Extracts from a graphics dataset
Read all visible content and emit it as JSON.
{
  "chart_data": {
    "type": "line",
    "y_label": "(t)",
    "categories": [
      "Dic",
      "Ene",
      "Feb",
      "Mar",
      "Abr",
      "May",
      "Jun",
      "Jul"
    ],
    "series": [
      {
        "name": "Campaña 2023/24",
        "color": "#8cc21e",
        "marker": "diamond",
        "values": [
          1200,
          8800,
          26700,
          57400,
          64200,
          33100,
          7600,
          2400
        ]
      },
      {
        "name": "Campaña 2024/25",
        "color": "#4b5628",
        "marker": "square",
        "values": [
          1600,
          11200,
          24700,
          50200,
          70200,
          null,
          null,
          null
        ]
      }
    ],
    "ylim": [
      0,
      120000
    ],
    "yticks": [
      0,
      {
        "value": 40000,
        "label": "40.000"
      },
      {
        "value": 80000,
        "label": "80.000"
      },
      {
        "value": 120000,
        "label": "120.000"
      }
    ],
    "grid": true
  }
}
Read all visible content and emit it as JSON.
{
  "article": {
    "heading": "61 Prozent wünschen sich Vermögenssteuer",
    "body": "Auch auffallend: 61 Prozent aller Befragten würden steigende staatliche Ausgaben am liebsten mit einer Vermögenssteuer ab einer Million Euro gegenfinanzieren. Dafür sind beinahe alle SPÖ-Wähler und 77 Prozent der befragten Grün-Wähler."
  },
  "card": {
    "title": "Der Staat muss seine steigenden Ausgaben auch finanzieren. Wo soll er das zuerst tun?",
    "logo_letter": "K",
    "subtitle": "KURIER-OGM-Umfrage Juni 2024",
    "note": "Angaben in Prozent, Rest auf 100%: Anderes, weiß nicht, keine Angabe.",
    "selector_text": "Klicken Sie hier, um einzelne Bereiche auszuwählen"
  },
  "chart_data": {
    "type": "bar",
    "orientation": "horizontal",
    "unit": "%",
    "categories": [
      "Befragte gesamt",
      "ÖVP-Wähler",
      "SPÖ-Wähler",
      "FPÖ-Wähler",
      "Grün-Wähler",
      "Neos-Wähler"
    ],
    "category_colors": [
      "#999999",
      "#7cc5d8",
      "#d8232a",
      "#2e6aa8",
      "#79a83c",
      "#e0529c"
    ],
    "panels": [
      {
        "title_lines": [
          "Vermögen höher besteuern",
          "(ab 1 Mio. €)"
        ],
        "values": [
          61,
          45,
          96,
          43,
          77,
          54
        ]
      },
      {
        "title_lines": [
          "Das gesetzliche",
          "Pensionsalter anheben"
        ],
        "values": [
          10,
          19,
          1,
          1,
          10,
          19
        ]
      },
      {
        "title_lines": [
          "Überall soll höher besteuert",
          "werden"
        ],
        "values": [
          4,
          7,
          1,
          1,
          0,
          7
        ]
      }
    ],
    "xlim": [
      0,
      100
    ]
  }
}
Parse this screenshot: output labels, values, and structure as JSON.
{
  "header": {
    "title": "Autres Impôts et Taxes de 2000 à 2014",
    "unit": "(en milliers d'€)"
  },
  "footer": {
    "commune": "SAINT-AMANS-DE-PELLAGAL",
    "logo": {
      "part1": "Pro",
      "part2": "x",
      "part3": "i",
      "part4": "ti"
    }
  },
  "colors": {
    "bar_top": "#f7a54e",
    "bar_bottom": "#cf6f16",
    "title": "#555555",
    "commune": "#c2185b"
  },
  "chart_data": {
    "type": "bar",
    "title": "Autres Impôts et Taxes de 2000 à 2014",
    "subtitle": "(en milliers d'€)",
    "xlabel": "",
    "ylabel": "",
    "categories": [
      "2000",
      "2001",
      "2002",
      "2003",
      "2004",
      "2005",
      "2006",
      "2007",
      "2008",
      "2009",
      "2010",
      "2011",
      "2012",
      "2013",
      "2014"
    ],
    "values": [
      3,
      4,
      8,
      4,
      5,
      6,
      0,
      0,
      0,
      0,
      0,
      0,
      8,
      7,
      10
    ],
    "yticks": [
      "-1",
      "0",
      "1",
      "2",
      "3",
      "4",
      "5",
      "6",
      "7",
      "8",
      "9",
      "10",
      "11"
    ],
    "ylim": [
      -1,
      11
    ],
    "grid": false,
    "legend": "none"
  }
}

◆ **Problem requirements**:
Return all of the above records exactly, leaving no line out.

◆ **Response for this exercise**:
Read all visible content and emit it as JSON.
{
  "chart_data": {
    "type": "line",
    "y_label": "(t)",
    "categories": [
      "Dic",
      "Ene",
      "Feb",
      "Mar",
      "Abr",
      "May",
      "Jun",
      "Jul"
    ],
    "series": [
      {
        "name": "Campaña 2023/24",
        "color": "#8cc21e",
        "marker": "diamond",
        "values": [
          1200,
          8800,
          26700,
          57400,
          64200,
          33100,
          7600,
          2400
        ]
      },
      {
        "name": "Campaña 2024/25",
        "color": "#4b5628",
        "marker": "square",
        "values": [
          1600,
          11200,
          24700,
          50200,
          70200,
          null,
          null,
          null
        ]
      }
    ],
    "ylim": [
      0,
      120000
    ],
    "yticks": [
      0,
      {
        "value": 40000,
        "label": "40.000"
      },
      {
        "value": 80000,
        "label": "80.000"
      },
      {
        "value": 120000,
        "label": "120.000"
      }
    ],
    "grid": true
  }
}
Read all visible content and emit it as JSON.
{
  "article": {
    "heading": "61 Prozent wünschen sich Vermögenssteuer",
    "body": "Auch auffallend: 61 Prozent aller Befragten würden steigende staatliche Ausgaben am liebsten mit einer Vermögenssteuer ab einer Million Euro gegenfinanzieren. Dafür sind beinahe alle SPÖ-Wähler und 77 Prozent der befragten Grün-Wähler."
  },
  "card": {
    "title": "Der Staat muss seine steigenden Ausgaben auch finanzieren. Wo soll er das zuerst tun?",
    "logo_letter": "K",
    "subtitle": "KURIER-OGM-Umfrage Juni 2024",
    "note": "Angaben in Prozent, Rest auf 100%: Anderes, weiß nicht, keine Angabe.",
    "selector_text": "Klicken Sie hier, um einzelne Bereiche auszuwählen"
  },
  "chart_data": {
    "type": "bar",
    "orientation": "horizontal",
    "unit": "%",
    "categories": [
      "Befragte gesamt",
      "ÖVP-Wähler",
      "SPÖ-Wähler",
      "FPÖ-Wähler",
      "Grün-Wähler",
      "Neos-Wähler"
    ],
    "category_colors": [
      "#999999",
      "#7cc5d8",
      "#d8232a",
      "#2e6aa8",
      "#79a83c",
      "#e0529c"
    ],
    "panels": [
      {
        "title_lines": [
          "Vermögen höher besteuern",
          "(ab 1 Mio. €)"
        ],
        "values": [
          61,
          45,
          96,
          43,
          77,
          54
        ]
      },
      {
        "title_lines": [
          "Das gesetzliche",
          "Pensionsalter anheben"
        ],
        "values": [
          10,
          19,
          1,
          1,
          10,
          19
        ]
      },
      {
        "title_lines": [
          "Überall soll höher besteuert",
          "werden"
        ],
        "values": [
          4,
          7,
          1,
          1,
          0,
          7
        ]
      }
    ],
    "xlim": [
      0,
      100
    ]
  }
}
Parse this screenshot: output labels, values, and structure as JSON.
{
  "header": {
    "title": "Autres Impôts et Taxes de 2000 à 2014",
    "unit": "(en milliers d'€)"
  },
  "footer": {
    "commune": "SAINT-AMANS-DE-PELLAGAL",
    "logo": {
      "part1": "Pro",
      "part2": "x",
      "part3": "i",
      "part4": "ti"
    }
  },
  "colors": {
    "bar_top": "#f7a54e",
    "bar_bottom": "#cf6f16",
    "title": "#555555",
    "commune": "#c2185b"
  },
  "chart_data": {
    "type": "bar",
    "title": "Autres Impôts et Taxes de 2000 à 2014",
    "subtitle": "(en milliers d'€)",
    "xlabel": "",
    "ylabel": "",
    "categories": [
      "2000",
      "2001",
      "2002",
      "2003",
      "2004",
      "2005",
      "2006",
      "2007",
      "2008",
      "2009",
      "2010",
      "2011",
      "2012",
      "2013",
      "2014"
    ],
    "values": [
      3,
      4,
      8,
      4,
      5,
      6,
      0,
      0,
      0,
      0,
      0,
      0,
      8,
      7,
      10
    ],
    "yticks": [
      "-1",
      "0",
      "1",
      "2",
      "3",
      "4",
      "5",
      "6",
      "7",
      "8",
      "9",
      "10",
      "11"
    ],
    "ylim": [
      -1,
      11
    ],
    "grid": false,
    "legend": "none"
  }
}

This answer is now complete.